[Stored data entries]
%%

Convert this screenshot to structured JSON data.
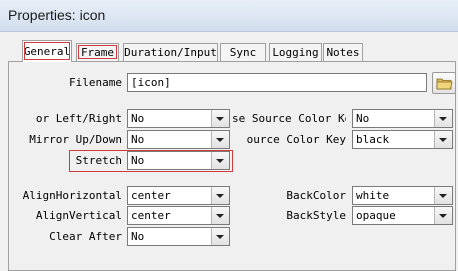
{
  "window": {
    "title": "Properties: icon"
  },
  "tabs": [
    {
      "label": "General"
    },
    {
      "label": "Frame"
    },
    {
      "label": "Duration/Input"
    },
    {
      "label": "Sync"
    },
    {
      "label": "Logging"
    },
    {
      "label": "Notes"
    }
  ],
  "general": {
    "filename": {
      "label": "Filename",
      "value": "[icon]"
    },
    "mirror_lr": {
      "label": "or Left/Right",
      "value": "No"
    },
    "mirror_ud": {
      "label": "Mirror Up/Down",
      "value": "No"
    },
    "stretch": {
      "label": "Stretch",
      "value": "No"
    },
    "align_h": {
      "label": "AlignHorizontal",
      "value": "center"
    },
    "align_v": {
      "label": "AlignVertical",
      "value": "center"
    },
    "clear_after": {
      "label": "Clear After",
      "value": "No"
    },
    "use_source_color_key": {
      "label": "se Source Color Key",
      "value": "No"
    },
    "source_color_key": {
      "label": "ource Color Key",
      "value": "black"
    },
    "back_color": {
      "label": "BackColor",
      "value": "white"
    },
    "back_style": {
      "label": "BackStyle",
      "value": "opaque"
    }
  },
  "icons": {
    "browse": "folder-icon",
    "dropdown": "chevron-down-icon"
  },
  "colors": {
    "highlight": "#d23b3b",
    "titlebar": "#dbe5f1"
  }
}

%%
%%

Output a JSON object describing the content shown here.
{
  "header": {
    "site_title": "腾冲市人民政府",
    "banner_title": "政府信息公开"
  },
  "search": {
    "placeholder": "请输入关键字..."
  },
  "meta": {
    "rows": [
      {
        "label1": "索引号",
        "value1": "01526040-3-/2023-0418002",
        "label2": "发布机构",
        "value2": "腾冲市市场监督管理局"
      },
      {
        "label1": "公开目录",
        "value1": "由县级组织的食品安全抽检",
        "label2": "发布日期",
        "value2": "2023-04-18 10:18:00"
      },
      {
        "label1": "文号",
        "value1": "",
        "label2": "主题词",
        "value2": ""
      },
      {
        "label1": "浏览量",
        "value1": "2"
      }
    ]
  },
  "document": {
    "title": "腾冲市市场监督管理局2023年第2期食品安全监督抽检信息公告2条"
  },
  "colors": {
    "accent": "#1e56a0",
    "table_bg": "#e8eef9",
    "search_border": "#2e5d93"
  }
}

%%

** What is required **
From the records above, how many lines include the word "JSON"? Only the number is wanted.

** Solution to the exercise **
2